Each line that follows is to be retyped exactly.

==== AVAILABLE DATA

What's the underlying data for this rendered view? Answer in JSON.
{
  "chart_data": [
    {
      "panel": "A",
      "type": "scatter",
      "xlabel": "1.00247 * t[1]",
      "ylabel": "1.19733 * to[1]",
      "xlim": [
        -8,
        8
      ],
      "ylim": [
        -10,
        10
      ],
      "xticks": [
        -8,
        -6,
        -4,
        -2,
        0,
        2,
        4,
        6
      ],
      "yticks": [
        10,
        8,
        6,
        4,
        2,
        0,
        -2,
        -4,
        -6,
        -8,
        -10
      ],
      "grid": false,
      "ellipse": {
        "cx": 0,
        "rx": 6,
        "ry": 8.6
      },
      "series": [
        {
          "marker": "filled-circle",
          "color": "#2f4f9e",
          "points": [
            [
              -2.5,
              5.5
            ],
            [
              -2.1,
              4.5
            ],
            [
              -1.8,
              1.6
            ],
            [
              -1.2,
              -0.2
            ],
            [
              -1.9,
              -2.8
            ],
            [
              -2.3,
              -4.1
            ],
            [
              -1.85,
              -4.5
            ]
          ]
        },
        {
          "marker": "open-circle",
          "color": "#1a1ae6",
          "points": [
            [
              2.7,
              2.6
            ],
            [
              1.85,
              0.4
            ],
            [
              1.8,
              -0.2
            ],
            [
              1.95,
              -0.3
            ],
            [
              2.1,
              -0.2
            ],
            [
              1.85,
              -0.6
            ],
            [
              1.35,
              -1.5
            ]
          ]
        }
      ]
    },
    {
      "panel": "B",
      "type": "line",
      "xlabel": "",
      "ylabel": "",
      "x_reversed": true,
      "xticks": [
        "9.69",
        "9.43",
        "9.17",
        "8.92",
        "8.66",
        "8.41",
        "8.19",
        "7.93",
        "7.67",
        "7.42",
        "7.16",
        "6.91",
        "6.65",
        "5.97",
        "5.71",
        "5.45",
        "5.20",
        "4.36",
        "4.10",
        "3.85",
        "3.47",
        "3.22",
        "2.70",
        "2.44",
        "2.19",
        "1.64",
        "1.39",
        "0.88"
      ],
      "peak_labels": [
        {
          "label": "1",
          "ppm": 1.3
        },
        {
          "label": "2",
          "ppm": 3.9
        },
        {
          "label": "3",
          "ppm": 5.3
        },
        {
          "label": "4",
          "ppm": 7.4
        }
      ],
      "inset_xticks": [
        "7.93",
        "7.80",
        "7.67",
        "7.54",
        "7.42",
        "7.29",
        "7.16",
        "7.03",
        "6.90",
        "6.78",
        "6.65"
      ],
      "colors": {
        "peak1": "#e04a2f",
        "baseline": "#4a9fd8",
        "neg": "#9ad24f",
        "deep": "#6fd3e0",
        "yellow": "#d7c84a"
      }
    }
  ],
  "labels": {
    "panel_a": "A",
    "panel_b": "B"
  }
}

========

ANSWER TO THIS TASK:
What's the underlying data for this rendered view? Answer in JSON.
{
  "chart_data": [
    {
      "panel": "A",
      "type": "scatter",
      "xlabel": "1.00247 * t[1]",
      "ylabel": "1.19733 * to[1]",
      "xlim": [
        -8,
        8
      ],
      "ylim": [
        -10,
        10
      ],
      "xticks": [
        -8,
        -6,
        -4,
        -2,
        0,
        2,
        4,
        6
      ],
      "yticks": [
        10,
        8,
        6,
        4,
        2,
        0,
        -2,
        -4,
        -6,
        -8,
        -10
      ],
      "grid": false,
      "ellipse": {
        "cx": 0,
        "rx": 6,
        "ry": 8.6
      },
      "series": [
        {
          "marker": "filled-circle",
          "color": "#2f4f9e",
          "points": [
            [
              -2.5,
              5.5
            ],
            [
              -2.1,
              4.5
            ],
            [
              -1.8,
              1.6
            ],
            [
              -1.2,
              -0.2
            ],
            [
              -1.9,
              -2.8
            ],
            [
              -2.3,
              -4.1
            ],
            [
              -1.85,
              -4.5
            ]
          ]
        },
        {
          "marker": "open-circle",
          "color": "#1a1ae6",
          "points": [
            [
              2.7,
              2.6
            ],
            [
              1.85,
              0.4
            ],
            [
              1.8,
              -0.2
            ],
            [
              1.95,
              -0.3
            ],
            [
              2.1,
              -0.2
            ],
            [
              1.85,
              -0.6
            ],
            [
              1.35,
              -1.5
            ]
          ]
        }
      ]
    },
    {
      "panel": "B",
      "type": "line",
      "xlabel": "",
      "ylabel": "",
      "x_reversed": true,
      "xticks": [
        "9.69",
        "9.43",
        "9.17",
        "8.92",
        "8.66",
        "8.41",
        "8.19",
        "7.93",
        "7.67",
        "7.42",
        "7.16",
        "6.91",
        "6.65",
        "5.97",
        "5.71",
        "5.45",
        "5.20",
        "4.36",
        "4.10",
        "3.85",
        "3.47",
        "3.22",
        "2.70",
        "2.44",
        "2.19",
        "1.64",
        "1.39",
        "0.88"
      ],
      "peak_labels": [
        {
          "label": "1",
          "ppm": 1.3
        },
        {
          "label": "2",
          "ppm": 3.9
        },
        {
          "label": "3",
          "ppm": 5.3
        },
        {
          "label": "4",
          "ppm": 7.4
        }
      ],
      "inset_xticks": [
        "7.93",
        "7.80",
        "7.67",
        "7.54",
        "7.42",
        "7.29",
        "7.16",
        "7.03",
        "6.90",
        "6.78",
        "6.65"
      ],
      "colors": {
        "peak1": "#e04a2f",
        "baseline": "#4a9fd8",
        "neg": "#9ad24f",
        "deep": "#6fd3e0",
        "yellow": "#d7c84a"
      }
    }
  ],
  "labels": {
    "panel_a": "A",
    "panel_b": "B"
  }
}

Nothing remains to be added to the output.